--- START Provided records ---

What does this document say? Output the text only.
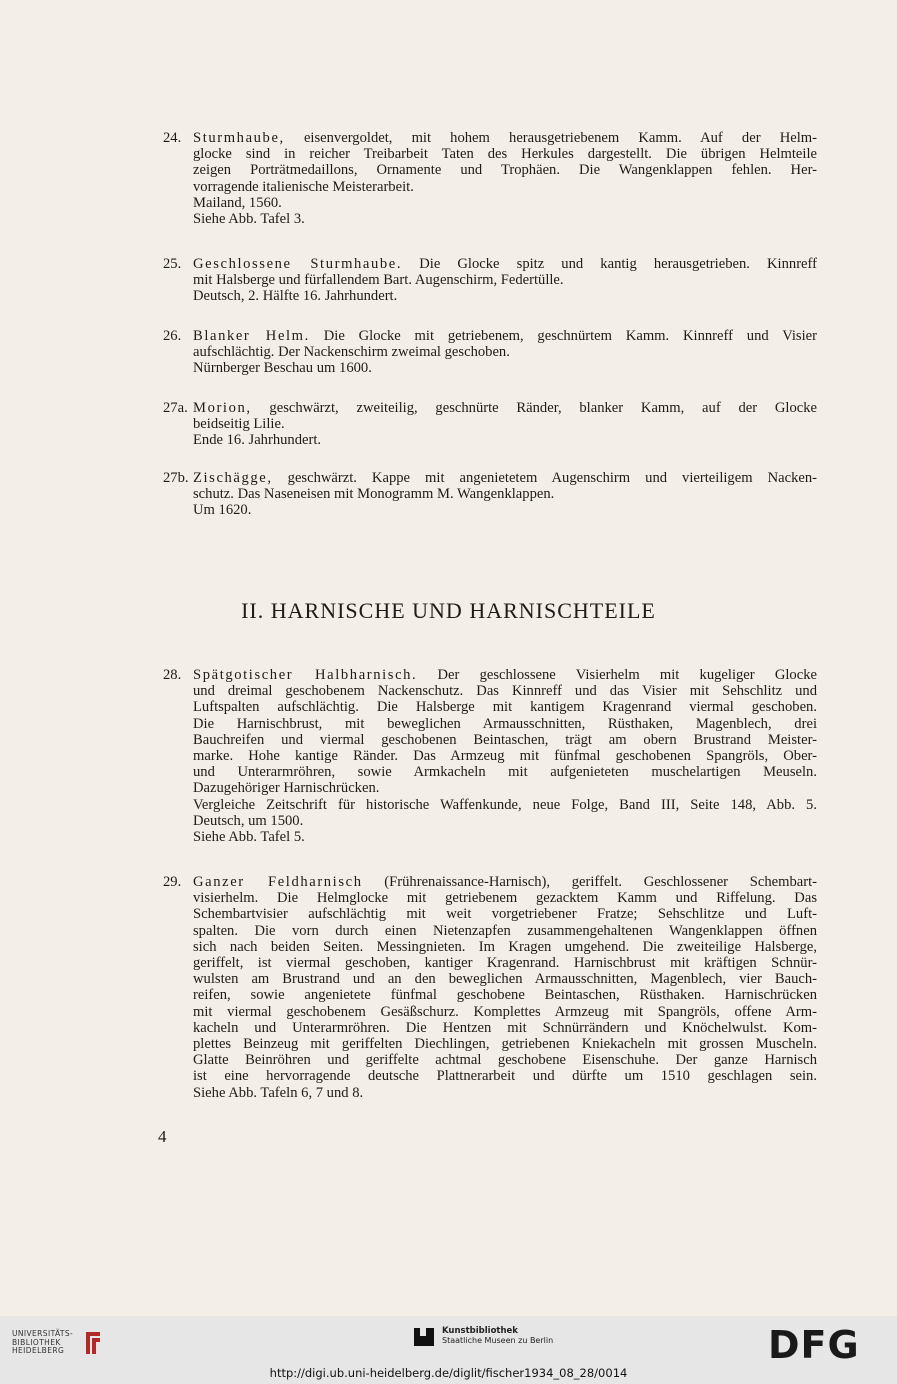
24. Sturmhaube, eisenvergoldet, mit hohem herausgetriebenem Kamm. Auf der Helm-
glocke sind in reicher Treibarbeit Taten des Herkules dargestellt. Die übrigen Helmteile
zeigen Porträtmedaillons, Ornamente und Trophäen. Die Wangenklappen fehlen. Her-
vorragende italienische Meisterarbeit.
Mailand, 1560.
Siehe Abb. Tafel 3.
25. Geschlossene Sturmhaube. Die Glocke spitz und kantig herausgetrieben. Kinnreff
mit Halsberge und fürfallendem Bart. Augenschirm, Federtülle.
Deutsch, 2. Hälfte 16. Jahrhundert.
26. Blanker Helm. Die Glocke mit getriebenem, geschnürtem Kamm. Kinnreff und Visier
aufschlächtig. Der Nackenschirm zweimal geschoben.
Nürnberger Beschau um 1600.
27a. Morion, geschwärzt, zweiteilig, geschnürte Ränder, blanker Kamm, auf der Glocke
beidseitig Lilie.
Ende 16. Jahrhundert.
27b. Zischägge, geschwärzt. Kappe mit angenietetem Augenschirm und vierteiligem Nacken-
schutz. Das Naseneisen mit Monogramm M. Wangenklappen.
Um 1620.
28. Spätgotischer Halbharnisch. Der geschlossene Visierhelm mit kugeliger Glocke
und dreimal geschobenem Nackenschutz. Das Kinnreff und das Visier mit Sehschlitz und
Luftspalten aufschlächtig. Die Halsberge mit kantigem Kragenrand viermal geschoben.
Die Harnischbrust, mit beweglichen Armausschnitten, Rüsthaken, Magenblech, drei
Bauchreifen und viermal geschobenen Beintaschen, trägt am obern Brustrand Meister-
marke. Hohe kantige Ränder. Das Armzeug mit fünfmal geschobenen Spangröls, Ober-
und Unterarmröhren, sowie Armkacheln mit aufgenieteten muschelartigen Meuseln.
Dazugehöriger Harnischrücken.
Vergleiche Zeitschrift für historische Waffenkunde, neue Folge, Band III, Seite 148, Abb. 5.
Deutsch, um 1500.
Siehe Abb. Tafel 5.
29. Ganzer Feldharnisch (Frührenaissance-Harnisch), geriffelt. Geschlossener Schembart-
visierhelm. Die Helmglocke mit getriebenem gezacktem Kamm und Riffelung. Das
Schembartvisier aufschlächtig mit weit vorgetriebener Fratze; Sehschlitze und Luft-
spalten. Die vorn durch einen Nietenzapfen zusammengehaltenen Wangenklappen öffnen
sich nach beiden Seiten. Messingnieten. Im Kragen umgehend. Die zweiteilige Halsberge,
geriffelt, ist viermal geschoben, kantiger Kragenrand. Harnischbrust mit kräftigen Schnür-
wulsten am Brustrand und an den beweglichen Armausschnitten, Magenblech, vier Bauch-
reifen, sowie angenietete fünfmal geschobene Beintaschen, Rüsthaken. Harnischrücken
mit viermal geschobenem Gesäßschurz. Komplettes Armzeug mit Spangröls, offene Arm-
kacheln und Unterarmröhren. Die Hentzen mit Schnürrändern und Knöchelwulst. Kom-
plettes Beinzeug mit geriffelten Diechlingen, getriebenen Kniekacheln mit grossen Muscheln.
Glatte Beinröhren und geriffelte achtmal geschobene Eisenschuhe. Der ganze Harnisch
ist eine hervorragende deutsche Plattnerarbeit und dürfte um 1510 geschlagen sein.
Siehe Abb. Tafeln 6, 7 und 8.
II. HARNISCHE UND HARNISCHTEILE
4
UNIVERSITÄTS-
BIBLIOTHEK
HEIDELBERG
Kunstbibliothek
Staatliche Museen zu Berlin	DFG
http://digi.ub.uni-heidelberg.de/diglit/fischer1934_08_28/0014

--- END Provided records ---
--- START Provided records ---

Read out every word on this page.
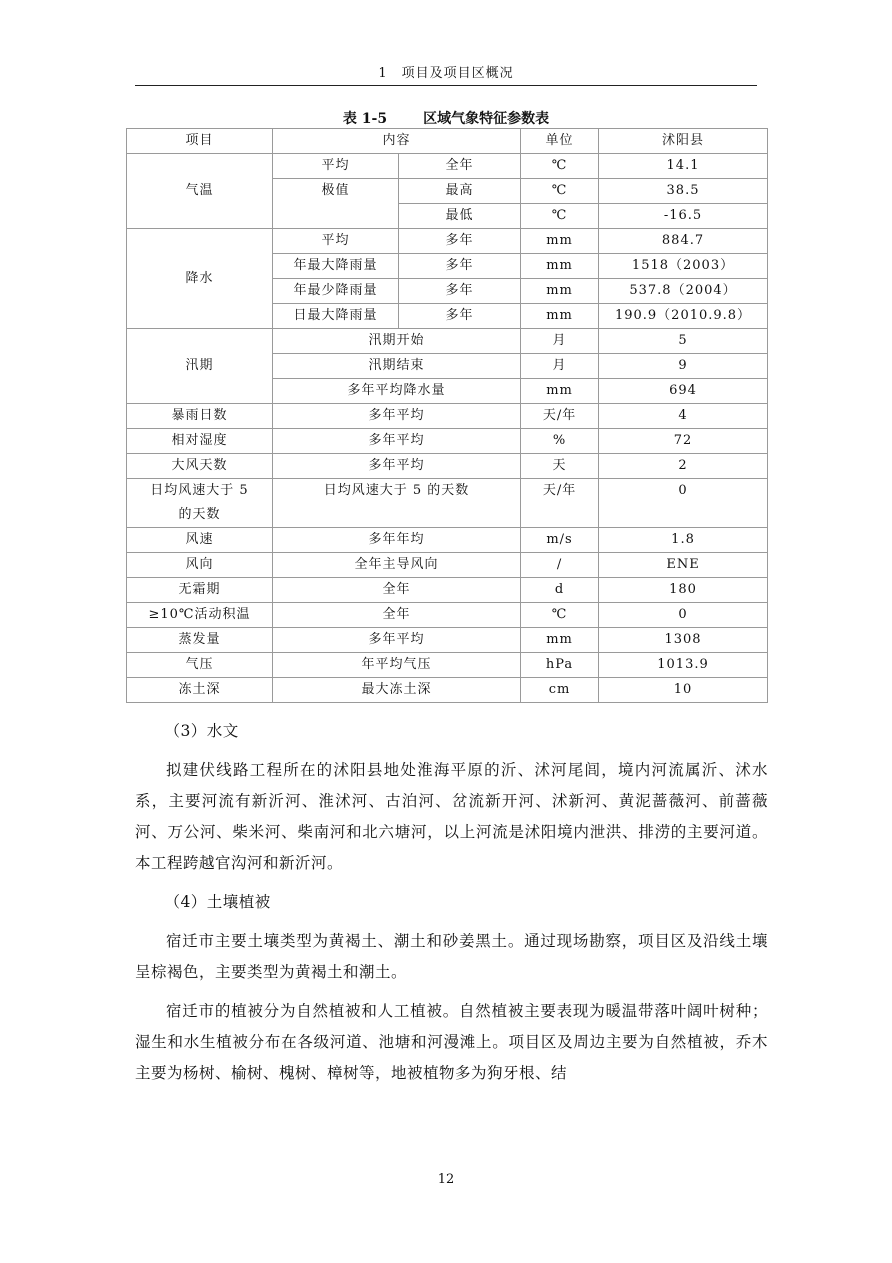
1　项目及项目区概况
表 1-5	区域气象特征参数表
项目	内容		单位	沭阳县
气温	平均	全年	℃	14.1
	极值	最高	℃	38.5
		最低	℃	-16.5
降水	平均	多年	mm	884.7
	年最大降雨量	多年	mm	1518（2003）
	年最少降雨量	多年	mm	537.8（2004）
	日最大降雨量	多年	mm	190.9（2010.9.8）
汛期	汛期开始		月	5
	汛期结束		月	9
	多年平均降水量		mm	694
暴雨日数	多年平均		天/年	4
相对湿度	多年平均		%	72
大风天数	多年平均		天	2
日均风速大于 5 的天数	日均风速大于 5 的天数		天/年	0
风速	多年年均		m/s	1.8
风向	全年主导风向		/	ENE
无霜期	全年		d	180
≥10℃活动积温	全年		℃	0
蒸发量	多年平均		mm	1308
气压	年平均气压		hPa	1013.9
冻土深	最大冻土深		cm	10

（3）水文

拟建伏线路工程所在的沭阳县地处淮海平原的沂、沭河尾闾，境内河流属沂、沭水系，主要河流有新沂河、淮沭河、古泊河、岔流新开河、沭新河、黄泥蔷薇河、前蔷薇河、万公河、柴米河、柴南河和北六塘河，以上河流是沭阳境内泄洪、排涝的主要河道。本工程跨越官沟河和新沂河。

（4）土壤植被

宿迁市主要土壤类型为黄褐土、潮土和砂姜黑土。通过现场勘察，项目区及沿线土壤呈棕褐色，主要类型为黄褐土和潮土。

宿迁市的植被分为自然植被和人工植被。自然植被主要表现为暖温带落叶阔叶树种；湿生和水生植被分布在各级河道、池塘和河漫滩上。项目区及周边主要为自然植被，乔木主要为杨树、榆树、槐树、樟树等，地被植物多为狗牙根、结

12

--- END Provided records ---
--- START Provided records ---

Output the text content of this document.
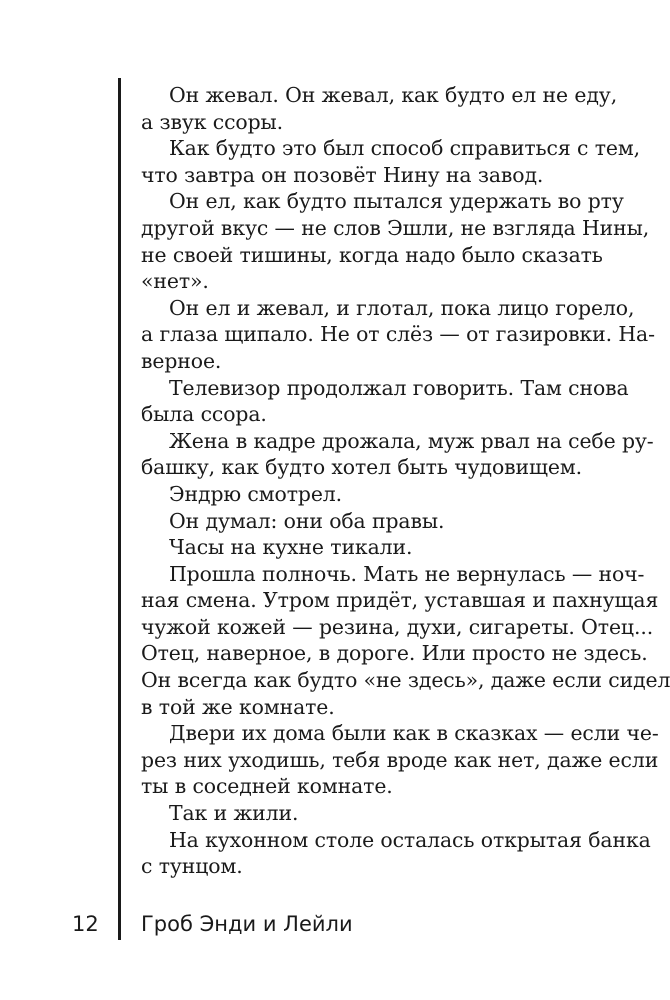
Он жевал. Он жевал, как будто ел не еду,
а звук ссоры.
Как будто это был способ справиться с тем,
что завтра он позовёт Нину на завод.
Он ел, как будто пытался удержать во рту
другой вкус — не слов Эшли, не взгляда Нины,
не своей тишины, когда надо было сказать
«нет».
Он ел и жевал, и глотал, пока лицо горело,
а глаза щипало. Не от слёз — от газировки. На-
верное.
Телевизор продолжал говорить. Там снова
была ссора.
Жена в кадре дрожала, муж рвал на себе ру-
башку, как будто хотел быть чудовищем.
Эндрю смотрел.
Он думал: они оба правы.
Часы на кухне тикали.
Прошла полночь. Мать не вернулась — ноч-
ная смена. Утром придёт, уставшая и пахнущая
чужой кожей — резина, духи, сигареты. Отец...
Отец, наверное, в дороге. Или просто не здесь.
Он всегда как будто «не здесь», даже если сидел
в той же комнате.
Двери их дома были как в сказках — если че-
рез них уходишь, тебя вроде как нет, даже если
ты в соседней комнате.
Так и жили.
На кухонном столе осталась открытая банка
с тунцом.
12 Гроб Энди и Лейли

--- END Provided records ---

# What this task involves
Sift through the entries and copy every line with "Beintaschen".

# Solution for this task
Bauchreifen und viermal geschobenen Beintaschen, trägt am obern Brustrand Meister-
reifen, sowie angenietete fünfmal geschobene Beintaschen, Rüsthaken. Harnischrücken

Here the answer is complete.